COSA FARE: Puoi ripetere senza alcuna modifica le righe dalla prima fino a quella che contiene "- y-tick-label: 1.5: [57, 343, 74, 357]", entrambe incluse?

INSIEME DI DATI:
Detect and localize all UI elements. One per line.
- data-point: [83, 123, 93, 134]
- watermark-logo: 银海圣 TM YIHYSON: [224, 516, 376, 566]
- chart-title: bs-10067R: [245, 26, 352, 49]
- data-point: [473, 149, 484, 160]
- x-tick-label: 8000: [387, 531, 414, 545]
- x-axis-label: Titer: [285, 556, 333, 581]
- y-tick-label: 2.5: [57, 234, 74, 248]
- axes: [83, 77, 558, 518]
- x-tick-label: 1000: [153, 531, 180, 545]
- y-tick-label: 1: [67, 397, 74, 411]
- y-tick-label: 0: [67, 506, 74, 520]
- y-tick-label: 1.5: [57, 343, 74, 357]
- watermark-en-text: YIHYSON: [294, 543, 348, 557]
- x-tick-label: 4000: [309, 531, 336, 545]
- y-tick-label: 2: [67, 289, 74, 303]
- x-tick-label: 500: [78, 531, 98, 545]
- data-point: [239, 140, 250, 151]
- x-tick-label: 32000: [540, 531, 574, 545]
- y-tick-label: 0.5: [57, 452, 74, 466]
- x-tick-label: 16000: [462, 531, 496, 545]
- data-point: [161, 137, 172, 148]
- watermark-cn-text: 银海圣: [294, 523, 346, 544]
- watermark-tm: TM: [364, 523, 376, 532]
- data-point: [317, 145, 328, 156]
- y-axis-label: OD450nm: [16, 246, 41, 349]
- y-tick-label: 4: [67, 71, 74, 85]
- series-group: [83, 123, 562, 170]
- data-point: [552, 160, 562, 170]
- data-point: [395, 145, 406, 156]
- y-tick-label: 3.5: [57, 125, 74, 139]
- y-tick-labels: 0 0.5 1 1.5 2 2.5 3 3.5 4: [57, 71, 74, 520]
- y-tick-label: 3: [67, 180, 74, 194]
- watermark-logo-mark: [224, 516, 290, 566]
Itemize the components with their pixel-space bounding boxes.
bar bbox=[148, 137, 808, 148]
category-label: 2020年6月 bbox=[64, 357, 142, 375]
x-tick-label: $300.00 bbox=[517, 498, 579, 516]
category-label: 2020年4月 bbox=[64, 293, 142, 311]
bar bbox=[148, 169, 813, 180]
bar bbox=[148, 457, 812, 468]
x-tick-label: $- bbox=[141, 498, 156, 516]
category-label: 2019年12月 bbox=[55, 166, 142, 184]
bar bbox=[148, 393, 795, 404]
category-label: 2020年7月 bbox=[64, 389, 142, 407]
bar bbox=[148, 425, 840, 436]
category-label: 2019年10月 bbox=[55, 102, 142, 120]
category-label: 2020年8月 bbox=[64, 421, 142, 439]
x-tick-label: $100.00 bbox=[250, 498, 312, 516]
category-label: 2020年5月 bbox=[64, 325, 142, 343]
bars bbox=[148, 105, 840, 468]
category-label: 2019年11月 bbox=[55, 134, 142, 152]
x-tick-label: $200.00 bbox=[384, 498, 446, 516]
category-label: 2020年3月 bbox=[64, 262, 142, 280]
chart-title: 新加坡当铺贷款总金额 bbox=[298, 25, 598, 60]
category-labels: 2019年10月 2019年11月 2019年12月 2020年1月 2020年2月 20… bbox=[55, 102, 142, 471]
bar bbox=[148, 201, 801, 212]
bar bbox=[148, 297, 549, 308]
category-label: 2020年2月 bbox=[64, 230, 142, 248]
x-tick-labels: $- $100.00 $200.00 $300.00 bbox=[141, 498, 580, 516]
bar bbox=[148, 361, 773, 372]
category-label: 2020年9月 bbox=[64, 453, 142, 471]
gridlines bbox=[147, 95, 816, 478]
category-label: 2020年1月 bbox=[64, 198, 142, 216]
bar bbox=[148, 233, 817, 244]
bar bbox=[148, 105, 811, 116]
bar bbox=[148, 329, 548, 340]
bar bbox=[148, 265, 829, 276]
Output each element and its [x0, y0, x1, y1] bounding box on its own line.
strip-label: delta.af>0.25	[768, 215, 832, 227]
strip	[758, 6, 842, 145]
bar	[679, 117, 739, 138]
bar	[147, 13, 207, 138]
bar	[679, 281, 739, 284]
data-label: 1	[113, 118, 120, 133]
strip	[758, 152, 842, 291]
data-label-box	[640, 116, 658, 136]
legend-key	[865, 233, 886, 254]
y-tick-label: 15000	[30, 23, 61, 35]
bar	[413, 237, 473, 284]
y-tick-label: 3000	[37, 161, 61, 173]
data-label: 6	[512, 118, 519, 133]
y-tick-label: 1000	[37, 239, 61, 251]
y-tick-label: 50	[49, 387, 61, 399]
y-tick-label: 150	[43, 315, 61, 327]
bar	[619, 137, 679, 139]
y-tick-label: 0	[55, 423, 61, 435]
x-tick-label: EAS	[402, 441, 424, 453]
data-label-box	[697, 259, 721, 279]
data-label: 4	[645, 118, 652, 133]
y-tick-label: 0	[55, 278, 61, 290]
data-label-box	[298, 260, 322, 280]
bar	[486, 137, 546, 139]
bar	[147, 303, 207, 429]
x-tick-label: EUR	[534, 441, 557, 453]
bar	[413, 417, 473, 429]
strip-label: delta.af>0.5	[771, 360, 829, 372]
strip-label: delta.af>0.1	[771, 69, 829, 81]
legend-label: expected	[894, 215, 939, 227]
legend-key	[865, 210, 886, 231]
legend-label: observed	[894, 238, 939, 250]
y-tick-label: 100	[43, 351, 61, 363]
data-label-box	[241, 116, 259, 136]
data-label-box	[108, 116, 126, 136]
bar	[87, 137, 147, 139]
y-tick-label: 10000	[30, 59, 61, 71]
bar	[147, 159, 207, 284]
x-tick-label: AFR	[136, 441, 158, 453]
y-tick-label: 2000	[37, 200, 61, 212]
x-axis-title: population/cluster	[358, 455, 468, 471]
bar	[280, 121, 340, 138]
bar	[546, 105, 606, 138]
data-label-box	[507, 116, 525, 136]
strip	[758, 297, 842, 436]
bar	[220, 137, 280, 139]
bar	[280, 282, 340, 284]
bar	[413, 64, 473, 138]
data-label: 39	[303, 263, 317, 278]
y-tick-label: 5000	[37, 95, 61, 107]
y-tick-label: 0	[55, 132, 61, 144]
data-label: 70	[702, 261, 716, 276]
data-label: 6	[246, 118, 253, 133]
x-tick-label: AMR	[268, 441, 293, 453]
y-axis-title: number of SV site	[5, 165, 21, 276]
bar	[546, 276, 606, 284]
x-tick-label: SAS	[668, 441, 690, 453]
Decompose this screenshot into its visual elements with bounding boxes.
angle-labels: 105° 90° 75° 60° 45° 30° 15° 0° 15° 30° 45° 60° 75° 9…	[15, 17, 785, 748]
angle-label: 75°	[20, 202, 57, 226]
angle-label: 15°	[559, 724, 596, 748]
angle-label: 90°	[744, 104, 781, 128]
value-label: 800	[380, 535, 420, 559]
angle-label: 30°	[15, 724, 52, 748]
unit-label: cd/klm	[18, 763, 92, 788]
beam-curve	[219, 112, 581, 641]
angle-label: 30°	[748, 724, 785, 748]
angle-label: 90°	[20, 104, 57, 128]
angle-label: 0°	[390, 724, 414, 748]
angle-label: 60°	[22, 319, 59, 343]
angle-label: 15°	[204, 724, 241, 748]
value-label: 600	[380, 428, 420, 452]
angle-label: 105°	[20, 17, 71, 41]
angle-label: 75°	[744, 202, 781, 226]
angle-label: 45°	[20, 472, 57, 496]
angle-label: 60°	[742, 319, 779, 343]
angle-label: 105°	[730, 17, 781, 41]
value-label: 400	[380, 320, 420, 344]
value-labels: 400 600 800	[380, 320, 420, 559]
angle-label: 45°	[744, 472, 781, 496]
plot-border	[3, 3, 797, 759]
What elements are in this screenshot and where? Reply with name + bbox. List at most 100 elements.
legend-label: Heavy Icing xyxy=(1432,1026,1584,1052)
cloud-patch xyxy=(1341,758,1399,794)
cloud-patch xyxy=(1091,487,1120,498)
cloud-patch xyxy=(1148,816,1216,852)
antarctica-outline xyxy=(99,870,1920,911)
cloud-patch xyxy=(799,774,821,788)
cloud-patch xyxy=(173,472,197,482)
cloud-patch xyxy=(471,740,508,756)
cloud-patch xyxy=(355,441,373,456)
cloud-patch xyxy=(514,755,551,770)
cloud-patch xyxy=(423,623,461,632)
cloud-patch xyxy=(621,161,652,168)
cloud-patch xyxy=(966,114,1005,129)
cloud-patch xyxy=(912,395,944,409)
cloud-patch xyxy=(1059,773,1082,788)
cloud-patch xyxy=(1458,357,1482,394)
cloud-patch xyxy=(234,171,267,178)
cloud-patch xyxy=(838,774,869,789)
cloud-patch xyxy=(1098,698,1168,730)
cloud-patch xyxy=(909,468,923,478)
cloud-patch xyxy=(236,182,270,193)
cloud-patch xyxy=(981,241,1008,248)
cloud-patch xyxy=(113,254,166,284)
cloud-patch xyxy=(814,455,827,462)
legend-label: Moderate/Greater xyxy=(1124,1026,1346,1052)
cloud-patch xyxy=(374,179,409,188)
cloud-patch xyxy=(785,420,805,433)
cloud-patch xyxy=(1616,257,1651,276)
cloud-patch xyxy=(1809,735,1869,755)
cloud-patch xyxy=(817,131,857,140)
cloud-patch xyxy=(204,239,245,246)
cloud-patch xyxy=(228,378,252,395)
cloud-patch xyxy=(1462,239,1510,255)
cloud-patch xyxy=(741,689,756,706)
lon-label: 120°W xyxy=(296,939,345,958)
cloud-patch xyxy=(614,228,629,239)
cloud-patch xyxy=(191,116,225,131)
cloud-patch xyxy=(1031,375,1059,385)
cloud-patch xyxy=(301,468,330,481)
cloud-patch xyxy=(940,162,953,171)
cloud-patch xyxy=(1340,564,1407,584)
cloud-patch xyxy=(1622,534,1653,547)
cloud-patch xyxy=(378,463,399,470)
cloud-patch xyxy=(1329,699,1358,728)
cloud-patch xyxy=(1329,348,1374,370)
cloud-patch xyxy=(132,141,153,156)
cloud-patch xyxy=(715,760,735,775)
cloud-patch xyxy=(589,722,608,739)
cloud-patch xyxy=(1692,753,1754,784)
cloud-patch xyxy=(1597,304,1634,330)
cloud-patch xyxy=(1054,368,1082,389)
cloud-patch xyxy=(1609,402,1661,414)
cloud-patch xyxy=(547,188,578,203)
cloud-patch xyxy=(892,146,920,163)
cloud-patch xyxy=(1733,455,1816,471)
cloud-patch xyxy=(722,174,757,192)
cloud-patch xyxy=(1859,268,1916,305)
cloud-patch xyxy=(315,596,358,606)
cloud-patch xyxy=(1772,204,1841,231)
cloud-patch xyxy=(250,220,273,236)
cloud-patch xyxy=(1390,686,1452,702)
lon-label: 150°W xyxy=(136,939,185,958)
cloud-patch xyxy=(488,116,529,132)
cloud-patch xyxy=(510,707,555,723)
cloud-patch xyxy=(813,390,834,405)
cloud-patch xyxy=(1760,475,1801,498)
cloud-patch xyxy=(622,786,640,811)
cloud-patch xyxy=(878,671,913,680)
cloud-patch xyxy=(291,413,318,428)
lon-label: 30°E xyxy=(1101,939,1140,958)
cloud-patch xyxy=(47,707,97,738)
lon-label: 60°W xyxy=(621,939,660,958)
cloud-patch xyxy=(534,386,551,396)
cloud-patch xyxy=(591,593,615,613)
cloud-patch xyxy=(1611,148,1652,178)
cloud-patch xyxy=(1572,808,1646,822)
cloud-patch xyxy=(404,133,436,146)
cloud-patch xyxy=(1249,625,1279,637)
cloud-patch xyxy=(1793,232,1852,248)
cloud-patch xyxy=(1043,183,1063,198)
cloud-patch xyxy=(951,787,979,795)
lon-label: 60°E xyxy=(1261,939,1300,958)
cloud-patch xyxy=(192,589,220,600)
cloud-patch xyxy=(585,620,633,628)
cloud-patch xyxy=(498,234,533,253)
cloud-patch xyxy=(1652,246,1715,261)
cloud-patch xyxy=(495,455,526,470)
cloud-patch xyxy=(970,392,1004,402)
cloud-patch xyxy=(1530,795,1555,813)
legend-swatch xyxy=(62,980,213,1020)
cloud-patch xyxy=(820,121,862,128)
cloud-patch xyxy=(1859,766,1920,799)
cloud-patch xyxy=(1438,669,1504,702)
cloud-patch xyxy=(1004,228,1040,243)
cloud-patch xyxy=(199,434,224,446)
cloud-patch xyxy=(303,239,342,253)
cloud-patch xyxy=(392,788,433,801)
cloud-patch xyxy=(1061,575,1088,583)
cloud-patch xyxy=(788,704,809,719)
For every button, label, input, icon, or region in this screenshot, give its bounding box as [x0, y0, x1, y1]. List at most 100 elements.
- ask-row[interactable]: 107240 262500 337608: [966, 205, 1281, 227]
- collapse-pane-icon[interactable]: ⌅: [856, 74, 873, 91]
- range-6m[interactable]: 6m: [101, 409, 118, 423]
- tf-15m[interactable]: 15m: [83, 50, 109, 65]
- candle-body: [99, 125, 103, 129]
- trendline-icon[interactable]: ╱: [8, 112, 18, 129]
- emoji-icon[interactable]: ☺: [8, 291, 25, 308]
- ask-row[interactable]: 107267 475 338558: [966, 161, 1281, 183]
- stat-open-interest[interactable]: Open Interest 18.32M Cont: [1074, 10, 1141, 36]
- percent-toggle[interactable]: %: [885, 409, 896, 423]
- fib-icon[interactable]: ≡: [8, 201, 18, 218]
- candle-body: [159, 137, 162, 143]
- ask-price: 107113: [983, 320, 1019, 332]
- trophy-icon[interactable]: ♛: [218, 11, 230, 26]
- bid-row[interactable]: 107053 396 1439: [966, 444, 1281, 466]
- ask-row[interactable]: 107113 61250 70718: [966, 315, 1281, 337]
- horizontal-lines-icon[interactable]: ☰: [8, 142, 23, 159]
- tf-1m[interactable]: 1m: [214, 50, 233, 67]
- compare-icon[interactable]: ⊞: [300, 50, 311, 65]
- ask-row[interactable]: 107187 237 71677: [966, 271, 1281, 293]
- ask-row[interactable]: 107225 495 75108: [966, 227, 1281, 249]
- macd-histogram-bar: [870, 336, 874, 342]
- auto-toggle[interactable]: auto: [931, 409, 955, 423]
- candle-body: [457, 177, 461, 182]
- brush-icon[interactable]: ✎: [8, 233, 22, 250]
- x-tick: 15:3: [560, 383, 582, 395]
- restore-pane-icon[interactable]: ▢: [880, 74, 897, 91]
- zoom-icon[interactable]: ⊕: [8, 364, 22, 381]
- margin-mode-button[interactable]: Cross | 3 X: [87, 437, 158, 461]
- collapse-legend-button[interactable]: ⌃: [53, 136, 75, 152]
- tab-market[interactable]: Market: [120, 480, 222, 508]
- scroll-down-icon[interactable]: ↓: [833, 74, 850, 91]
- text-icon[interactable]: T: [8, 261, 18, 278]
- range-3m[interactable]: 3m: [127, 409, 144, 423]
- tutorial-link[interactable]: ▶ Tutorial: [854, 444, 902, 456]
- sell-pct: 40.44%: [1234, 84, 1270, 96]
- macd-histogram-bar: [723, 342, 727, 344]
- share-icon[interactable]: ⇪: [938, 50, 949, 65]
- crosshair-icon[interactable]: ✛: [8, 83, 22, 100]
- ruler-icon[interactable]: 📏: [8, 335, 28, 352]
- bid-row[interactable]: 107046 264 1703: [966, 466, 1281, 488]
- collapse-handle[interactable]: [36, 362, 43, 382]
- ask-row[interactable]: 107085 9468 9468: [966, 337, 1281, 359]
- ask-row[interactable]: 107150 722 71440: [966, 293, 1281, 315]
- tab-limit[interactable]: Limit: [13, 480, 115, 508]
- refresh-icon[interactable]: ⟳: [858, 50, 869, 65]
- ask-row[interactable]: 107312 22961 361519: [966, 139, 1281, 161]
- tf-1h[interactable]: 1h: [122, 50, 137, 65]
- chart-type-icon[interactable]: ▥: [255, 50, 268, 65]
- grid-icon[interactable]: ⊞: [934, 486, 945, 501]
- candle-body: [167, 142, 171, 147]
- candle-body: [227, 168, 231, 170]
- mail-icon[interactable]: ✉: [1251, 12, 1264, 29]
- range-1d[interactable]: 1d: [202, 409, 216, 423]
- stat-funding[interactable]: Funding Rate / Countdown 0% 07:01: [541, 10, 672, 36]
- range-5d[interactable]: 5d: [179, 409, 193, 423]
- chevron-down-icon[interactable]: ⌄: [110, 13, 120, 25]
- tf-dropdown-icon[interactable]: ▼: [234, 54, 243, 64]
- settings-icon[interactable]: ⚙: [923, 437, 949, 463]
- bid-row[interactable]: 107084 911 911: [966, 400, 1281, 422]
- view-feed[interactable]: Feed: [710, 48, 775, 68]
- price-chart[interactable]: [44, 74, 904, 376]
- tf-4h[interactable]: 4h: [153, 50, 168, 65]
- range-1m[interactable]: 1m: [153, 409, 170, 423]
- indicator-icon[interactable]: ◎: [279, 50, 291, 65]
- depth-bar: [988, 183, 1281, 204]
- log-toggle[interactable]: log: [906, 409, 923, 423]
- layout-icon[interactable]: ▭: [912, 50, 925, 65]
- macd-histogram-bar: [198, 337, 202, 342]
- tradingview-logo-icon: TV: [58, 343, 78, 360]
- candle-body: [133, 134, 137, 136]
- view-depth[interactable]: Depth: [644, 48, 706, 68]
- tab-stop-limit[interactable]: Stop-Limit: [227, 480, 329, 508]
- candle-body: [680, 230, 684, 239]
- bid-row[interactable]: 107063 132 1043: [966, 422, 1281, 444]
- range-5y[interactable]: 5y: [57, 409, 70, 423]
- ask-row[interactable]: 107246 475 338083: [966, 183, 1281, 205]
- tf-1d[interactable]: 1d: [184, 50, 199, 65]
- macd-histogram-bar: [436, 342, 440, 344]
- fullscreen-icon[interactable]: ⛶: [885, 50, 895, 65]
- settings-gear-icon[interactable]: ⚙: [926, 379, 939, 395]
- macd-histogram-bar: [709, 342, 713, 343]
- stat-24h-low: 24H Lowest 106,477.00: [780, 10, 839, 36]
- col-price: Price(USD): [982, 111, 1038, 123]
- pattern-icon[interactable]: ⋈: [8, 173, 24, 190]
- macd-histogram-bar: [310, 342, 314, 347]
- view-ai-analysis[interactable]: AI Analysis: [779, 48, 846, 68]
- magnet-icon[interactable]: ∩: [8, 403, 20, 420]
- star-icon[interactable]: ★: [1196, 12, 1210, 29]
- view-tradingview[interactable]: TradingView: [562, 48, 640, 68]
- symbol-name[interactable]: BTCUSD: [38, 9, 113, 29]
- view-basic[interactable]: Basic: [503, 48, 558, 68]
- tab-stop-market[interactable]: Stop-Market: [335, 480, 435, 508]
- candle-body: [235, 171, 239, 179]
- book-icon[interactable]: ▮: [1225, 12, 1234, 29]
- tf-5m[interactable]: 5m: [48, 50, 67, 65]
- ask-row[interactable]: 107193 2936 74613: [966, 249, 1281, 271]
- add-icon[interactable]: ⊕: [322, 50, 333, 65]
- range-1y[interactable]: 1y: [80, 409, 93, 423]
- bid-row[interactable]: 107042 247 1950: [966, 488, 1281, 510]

SOLUZIONE:
Detect and localize all UI elements. One per line.
- data-point: [83, 123, 93, 134]
- watermark-logo: 银海圣 TM YIHYSON: [224, 516, 376, 566]
- chart-title: bs-10067R: [245, 26, 352, 49]
- data-point: [473, 149, 484, 160]
- x-tick-label: 8000: [387, 531, 414, 545]
- x-axis-label: Titer: [285, 556, 333, 581]
- y-tick-label: 2.5: [57, 234, 74, 248]
- axes: [83, 77, 558, 518]
- x-tick-label: 1000: [153, 531, 180, 545]
- y-tick-label: 1: [67, 397, 74, 411]
- y-tick-label: 0: [67, 506, 74, 520]
- y-tick-label: 1.5: [57, 343, 74, 357]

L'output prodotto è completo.